● **REQUIREMENT**
Search the data for the string "Populations" and gather each line it is in.

● **MATERIAL PROVIDED**
**********

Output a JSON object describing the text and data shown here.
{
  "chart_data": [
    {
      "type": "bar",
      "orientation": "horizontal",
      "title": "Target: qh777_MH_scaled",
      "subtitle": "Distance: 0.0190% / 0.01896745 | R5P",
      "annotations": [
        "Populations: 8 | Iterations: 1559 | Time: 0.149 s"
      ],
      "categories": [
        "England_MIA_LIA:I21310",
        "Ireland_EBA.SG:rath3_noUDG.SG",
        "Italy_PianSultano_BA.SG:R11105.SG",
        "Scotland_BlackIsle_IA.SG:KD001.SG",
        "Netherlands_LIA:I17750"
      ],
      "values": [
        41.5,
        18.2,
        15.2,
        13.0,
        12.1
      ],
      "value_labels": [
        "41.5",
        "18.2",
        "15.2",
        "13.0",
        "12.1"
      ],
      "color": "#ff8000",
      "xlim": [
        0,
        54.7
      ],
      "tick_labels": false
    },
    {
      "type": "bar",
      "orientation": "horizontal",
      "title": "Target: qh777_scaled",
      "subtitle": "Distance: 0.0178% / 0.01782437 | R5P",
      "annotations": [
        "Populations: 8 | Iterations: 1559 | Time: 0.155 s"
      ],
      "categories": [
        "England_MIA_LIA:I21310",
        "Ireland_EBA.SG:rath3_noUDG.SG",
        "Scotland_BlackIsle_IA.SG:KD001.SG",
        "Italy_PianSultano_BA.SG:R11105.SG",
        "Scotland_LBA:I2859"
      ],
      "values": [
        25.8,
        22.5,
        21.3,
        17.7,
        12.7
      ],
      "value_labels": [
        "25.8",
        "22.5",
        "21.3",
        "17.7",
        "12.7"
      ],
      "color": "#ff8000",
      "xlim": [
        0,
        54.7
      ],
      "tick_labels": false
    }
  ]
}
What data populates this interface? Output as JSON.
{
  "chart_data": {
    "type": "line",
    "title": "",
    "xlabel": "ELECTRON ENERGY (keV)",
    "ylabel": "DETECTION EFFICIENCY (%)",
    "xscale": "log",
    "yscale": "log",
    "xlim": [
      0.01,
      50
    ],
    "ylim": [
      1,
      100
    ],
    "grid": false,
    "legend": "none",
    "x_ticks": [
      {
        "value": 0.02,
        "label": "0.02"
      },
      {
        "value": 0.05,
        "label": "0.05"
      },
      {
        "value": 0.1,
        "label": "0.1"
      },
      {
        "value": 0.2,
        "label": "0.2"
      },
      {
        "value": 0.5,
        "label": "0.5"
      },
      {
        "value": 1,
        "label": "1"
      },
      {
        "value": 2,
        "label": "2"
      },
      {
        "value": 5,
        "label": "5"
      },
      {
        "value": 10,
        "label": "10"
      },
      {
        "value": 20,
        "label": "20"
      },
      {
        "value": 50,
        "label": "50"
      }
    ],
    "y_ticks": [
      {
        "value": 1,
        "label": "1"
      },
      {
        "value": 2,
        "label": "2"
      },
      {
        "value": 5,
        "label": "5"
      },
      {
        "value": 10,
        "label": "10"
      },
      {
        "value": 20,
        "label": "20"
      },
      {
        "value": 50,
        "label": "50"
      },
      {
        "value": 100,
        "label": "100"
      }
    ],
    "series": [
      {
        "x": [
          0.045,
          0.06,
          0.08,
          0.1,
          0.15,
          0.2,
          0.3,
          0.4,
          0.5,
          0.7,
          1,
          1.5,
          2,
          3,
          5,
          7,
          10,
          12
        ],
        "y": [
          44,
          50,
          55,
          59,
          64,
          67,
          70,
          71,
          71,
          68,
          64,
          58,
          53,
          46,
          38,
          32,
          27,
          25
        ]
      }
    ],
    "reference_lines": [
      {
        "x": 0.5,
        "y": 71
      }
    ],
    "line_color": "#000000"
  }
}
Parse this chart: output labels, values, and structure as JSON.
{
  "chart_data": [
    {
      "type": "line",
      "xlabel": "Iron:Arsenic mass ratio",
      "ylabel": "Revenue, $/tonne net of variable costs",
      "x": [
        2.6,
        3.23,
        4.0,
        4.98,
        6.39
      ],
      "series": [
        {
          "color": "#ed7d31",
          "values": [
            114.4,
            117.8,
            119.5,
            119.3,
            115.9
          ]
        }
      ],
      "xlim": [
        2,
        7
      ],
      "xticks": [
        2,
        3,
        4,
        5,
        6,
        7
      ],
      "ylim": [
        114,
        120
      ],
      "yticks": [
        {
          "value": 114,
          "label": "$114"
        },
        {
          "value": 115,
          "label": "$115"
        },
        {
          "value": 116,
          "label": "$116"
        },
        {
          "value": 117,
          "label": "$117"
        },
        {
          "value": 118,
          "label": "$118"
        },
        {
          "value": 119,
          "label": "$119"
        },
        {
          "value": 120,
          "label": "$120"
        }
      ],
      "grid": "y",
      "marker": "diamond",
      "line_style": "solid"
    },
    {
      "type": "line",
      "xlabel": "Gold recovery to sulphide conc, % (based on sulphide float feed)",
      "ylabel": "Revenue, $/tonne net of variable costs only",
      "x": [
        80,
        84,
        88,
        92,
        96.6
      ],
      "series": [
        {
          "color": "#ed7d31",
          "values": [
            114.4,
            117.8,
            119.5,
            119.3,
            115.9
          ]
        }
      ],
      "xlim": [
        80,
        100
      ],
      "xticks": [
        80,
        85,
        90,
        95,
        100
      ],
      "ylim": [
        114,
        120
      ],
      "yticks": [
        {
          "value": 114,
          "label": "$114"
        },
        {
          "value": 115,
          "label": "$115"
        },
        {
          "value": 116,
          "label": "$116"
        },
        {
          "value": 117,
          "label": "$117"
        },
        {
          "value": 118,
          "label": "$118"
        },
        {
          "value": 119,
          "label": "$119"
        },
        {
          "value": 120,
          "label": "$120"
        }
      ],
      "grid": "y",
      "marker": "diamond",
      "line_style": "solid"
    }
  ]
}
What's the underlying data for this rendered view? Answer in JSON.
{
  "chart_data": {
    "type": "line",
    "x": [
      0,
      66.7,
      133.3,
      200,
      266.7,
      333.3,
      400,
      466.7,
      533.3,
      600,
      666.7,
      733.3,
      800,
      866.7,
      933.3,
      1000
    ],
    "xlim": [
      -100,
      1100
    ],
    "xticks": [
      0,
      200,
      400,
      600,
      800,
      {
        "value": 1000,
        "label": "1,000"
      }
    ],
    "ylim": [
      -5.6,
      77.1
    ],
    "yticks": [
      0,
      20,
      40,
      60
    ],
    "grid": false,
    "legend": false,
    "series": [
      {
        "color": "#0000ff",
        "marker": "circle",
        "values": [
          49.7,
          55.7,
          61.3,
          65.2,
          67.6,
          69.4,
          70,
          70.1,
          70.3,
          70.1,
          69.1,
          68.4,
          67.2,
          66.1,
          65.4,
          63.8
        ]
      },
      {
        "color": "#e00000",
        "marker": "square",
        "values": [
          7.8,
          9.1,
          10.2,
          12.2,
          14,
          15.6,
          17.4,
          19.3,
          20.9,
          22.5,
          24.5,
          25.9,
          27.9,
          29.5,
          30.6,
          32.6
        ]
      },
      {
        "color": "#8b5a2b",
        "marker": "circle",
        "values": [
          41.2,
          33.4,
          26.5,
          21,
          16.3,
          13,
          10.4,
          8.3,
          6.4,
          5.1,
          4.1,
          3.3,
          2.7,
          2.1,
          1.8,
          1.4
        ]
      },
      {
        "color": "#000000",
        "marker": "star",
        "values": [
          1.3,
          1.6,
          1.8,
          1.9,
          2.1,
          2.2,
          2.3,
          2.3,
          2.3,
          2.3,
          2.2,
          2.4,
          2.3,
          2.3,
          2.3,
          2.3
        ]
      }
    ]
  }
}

**********

● **RESPONSE**
        "Populations: 8 | Iterations: 1559 | Time: 0.149 s"
        "Populations: 8 | Iterations: 1559 | Time: 0.155 s"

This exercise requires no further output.